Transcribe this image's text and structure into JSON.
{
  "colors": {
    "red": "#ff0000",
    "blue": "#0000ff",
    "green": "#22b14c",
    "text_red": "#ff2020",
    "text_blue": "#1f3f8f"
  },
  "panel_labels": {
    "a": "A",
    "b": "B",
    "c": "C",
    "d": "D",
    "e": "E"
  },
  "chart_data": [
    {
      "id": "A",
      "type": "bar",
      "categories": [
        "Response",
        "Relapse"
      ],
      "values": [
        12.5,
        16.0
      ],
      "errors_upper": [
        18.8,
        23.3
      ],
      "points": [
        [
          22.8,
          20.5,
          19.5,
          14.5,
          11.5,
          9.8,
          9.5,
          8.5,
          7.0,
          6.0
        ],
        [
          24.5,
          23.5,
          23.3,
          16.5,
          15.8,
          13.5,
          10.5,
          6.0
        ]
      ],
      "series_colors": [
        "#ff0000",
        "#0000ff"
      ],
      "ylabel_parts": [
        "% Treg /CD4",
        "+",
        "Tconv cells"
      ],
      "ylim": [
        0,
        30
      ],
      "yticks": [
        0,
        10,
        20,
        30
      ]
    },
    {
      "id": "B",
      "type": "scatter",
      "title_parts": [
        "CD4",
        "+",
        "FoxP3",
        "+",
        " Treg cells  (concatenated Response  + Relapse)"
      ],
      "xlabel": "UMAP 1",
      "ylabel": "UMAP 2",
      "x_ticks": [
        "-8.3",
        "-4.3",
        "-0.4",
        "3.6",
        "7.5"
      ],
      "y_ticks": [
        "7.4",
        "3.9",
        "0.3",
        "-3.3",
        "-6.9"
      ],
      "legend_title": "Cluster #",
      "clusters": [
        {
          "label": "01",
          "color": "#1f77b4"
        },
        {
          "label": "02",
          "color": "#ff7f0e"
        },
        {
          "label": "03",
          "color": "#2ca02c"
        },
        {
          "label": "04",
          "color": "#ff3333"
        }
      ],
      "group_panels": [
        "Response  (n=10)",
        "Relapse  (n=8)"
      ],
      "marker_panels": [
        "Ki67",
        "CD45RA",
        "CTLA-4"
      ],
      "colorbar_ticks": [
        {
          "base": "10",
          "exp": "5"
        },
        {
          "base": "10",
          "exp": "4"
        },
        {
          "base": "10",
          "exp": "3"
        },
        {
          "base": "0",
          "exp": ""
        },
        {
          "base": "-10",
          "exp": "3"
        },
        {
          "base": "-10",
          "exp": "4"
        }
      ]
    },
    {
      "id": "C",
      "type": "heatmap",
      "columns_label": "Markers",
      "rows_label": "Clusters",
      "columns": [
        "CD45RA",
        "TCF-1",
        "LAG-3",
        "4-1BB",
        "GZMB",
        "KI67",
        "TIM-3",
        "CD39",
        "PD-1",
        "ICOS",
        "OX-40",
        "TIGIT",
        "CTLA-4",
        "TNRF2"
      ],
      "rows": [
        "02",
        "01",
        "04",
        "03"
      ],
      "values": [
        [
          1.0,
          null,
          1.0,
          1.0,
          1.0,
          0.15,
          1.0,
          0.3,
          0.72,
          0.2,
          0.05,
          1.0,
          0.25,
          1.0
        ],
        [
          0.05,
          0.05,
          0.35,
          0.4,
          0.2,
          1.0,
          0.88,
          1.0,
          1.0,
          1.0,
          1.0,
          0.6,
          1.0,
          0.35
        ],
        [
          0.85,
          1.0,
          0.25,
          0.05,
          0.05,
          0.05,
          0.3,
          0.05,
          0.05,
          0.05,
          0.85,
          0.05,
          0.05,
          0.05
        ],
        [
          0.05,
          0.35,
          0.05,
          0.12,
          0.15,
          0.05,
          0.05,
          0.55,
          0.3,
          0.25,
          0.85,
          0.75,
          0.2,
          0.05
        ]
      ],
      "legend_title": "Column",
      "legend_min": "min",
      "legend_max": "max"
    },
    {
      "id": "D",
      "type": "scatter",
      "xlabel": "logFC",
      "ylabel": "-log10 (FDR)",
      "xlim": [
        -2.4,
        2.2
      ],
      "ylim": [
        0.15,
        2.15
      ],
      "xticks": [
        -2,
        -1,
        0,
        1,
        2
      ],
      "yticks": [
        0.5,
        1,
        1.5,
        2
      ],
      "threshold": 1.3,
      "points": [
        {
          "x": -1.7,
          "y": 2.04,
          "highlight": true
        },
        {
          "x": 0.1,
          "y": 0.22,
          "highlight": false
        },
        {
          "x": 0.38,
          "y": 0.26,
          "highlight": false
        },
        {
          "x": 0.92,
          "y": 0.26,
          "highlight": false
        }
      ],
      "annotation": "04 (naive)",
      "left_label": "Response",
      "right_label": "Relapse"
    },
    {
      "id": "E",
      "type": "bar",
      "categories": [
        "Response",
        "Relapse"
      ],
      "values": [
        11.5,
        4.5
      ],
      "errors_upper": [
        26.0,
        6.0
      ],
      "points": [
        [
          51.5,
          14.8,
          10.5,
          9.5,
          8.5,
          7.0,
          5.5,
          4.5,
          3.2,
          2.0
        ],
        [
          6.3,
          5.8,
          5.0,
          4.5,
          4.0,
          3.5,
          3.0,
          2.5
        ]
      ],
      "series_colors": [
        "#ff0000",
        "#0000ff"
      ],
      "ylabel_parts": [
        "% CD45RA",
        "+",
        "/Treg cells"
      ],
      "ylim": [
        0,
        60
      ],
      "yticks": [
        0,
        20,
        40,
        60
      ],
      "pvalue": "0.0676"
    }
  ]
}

**********

**Work instructions**
All of the material above is to be repeated exactly.

**Reply to the task**
Transcribe this image's text and structure into JSON.
{
  "colors": {
    "red": "#ff0000",
    "blue": "#0000ff",
    "green": "#22b14c",
    "text_red": "#ff2020",
    "text_blue": "#1f3f8f"
  },
  "panel_labels": {
    "a": "A",
    "b": "B",
    "c": "C",
    "d": "D",
    "e": "E"
  },
  "chart_data": [
    {
      "id": "A",
      "type": "bar",
      "categories": [
        "Response",
        "Relapse"
      ],
      "values": [
        12.5,
        16.0
      ],
      "errors_upper": [
        18.8,
        23.3
      ],
      "points": [
        [
          22.8,
          20.5,
          19.5,
          14.5,
          11.5,
          9.8,
          9.5,
          8.5,
          7.0,
          6.0
        ],
        [
          24.5,
          23.5,
          23.3,
          16.5,
          15.8,
          13.5,
          10.5,
          6.0
        ]
      ],
      "series_colors": [
        "#ff0000",
        "#0000ff"
      ],
      "ylabel_parts": [
        "% Treg /CD4",
        "+",
        "Tconv cells"
      ],
      "ylim": [
        0,
        30
      ],
      "yticks": [
        0,
        10,
        20,
        30
      ]
    },
    {
      "id": "B",
      "type": "scatter",
      "title_parts": [
        "CD4",
        "+",
        "FoxP3",
        "+",
        " Treg cells  (concatenated Response  + Relapse)"
      ],
      "xlabel": "UMAP 1",
      "ylabel": "UMAP 2",
      "x_ticks": [
        "-8.3",
        "-4.3",
        "-0.4",
        "3.6",
        "7.5"
      ],
      "y_ticks": [
        "7.4",
        "3.9",
        "0.3",
        "-3.3",
        "-6.9"
      ],
      "legend_title": "Cluster #",
      "clusters": [
        {
          "label": "01",
          "color": "#1f77b4"
        },
        {
          "label": "02",
          "color": "#ff7f0e"
        },
        {
          "label": "03",
          "color": "#2ca02c"
        },
        {
          "label": "04",
          "color": "#ff3333"
        }
      ],
      "group_panels": [
        "Response  (n=10)",
        "Relapse  (n=8)"
      ],
      "marker_panels": [
        "Ki67",
        "CD45RA",
        "CTLA-4"
      ],
      "colorbar_ticks": [
        {
          "base": "10",
          "exp": "5"
        },
        {
          "base": "10",
          "exp": "4"
        },
        {
          "base": "10",
          "exp": "3"
        },
        {
          "base": "0",
          "exp": ""
        },
        {
          "base": "-10",
          "exp": "3"
        },
        {
          "base": "-10",
          "exp": "4"
        }
      ]
    },
    {
      "id": "C",
      "type": "heatmap",
      "columns_label": "Markers",
      "rows_label": "Clusters",
      "columns": [
        "CD45RA",
        "TCF-1",
        "LAG-3",
        "4-1BB",
        "GZMB",
        "KI67",
        "TIM-3",
        "CD39",
        "PD-1",
        "ICOS",
        "OX-40",
        "TIGIT",
        "CTLA-4",
        "TNRF2"
      ],
      "rows": [
        "02",
        "01",
        "04",
        "03"
      ],
      "values": [
        [
          1.0,
          null,
          1.0,
          1.0,
          1.0,
          0.15,
          1.0,
          0.3,
          0.72,
          0.2,
          0.05,
          1.0,
          0.25,
          1.0
        ],
        [
          0.05,
          0.05,
          0.35,
          0.4,
          0.2,
          1.0,
          0.88,
          1.0,
          1.0,
          1.0,
          1.0,
          0.6,
          1.0,
          0.35
        ],
        [
          0.85,
          1.0,
          0.25,
          0.05,
          0.05,
          0.05,
          0.3,
          0.05,
          0.05,
          0.05,
          0.85,
          0.05,
          0.05,
          0.05
        ],
        [
          0.05,
          0.35,
          0.05,
          0.12,
          0.15,
          0.05,
          0.05,
          0.55,
          0.3,
          0.25,
          0.85,
          0.75,
          0.2,
          0.05
        ]
      ],
      "legend_title": "Column",
      "legend_min": "min",
      "legend_max": "max"
    },
    {
      "id": "D",
      "type": "scatter",
      "xlabel": "logFC",
      "ylabel": "-log10 (FDR)",
      "xlim": [
        -2.4,
        2.2
      ],
      "ylim": [
        0.15,
        2.15
      ],
      "xticks": [
        -2,
        -1,
        0,
        1,
        2
      ],
      "yticks": [
        0.5,
        1,
        1.5,
        2
      ],
      "threshold": 1.3,
      "points": [
        {
          "x": -1.7,
          "y": 2.04,
          "highlight": true
        },
        {
          "x": 0.1,
          "y": 0.22,
          "highlight": false
        },
        {
          "x": 0.38,
          "y": 0.26,
          "highlight": false
        },
        {
          "x": 0.92,
          "y": 0.26,
          "highlight": false
        }
      ],
      "annotation": "04 (naive)",
      "left_label": "Response",
      "right_label": "Relapse"
    },
    {
      "id": "E",
      "type": "bar",
      "categories": [
        "Response",
        "Relapse"
      ],
      "values": [
        11.5,
        4.5
      ],
      "errors_upper": [
        26.0,
        6.0
      ],
      "points": [
        [
          51.5,
          14.8,
          10.5,
          9.5,
          8.5,
          7.0,
          5.5,
          4.5,
          3.2,
          2.0
        ],
        [
          6.3,
          5.8,
          5.0,
          4.5,
          4.0,
          3.5,
          3.0,
          2.5
        ]
      ],
      "series_colors": [
        "#ff0000",
        "#0000ff"
      ],
      "ylabel_parts": [
        "% CD45RA",
        "+",
        "/Treg cells"
      ],
      "ylim": [
        0,
        60
      ],
      "yticks": [
        0,
        20,
        40,
        60
      ],
      "pvalue": "0.0676"
    }
  ]
}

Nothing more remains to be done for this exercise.